Output every line of the data exactly as it appears.

◆ **Dataset entries**
----

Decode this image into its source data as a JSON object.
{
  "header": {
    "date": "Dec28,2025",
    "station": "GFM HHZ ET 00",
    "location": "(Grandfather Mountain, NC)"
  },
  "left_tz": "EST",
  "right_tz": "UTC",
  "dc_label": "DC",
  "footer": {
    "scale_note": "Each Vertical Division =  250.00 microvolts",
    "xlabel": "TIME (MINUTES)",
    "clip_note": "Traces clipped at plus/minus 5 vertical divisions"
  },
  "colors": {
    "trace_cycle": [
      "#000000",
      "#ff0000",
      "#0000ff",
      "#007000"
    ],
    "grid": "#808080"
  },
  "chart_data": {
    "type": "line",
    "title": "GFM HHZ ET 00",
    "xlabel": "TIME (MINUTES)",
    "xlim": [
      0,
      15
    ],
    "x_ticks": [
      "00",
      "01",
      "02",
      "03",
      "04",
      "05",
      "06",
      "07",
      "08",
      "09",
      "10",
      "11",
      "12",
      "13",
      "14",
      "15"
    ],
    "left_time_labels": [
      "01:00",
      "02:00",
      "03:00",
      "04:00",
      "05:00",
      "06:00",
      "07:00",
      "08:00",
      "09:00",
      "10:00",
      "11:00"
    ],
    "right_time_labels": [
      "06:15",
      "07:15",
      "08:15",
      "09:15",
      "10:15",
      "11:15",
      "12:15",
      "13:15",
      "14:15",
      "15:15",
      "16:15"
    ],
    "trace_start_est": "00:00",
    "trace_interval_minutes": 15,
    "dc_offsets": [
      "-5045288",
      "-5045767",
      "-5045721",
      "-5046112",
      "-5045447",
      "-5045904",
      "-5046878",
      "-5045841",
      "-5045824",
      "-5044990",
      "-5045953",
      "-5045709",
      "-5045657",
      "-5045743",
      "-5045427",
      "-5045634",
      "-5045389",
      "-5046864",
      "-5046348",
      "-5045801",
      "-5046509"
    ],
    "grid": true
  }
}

----

◆ **Answer to this exercise**
Decode this image into its source data as a JSON object.
{
  "header": {
    "date": "Dec28,2025",
    "station": "GFM HHZ ET 00",
    "location": "(Grandfather Mountain, NC)"
  },
  "left_tz": "EST",
  "right_tz": "UTC",
  "dc_label": "DC",
  "footer": {
    "scale_note": "Each Vertical Division =  250.00 microvolts",
    "xlabel": "TIME (MINUTES)",
    "clip_note": "Traces clipped at plus/minus 5 vertical divisions"
  },
  "colors": {
    "trace_cycle": [
      "#000000",
      "#ff0000",
      "#0000ff",
      "#007000"
    ],
    "grid": "#808080"
  },
  "chart_data": {
    "type": "line",
    "title": "GFM HHZ ET 00",
    "xlabel": "TIME (MINUTES)",
    "xlim": [
      0,
      15
    ],
    "x_ticks": [
      "00",
      "01",
      "02",
      "03",
      "04",
      "05",
      "06",
      "07",
      "08",
      "09",
      "10",
      "11",
      "12",
      "13",
      "14",
      "15"
    ],
    "left_time_labels": [
      "01:00",
      "02:00",
      "03:00",
      "04:00",
      "05:00",
      "06:00",
      "07:00",
      "08:00",
      "09:00",
      "10:00",
      "11:00"
    ],
    "right_time_labels": [
      "06:15",
      "07:15",
      "08:15",
      "09:15",
      "10:15",
      "11:15",
      "12:15",
      "13:15",
      "14:15",
      "15:15",
      "16:15"
    ],
    "trace_start_est": "00:00",
    "trace_interval_minutes": 15,
    "dc_offsets": [
      "-5045288",
      "-5045767",
      "-5045721",
      "-5046112",
      "-5045447",
      "-5045904",
      "-5046878",
      "-5045841",
      "-5045824",
      "-5044990",
      "-5045953",
      "-5045709",
      "-5045657",
      "-5045743",
      "-5045427",
      "-5045634",
      "-5045389",
      "-5046864",
      "-5046348",
      "-5045801",
      "-5046509"
    ],
    "grid": true
  }
}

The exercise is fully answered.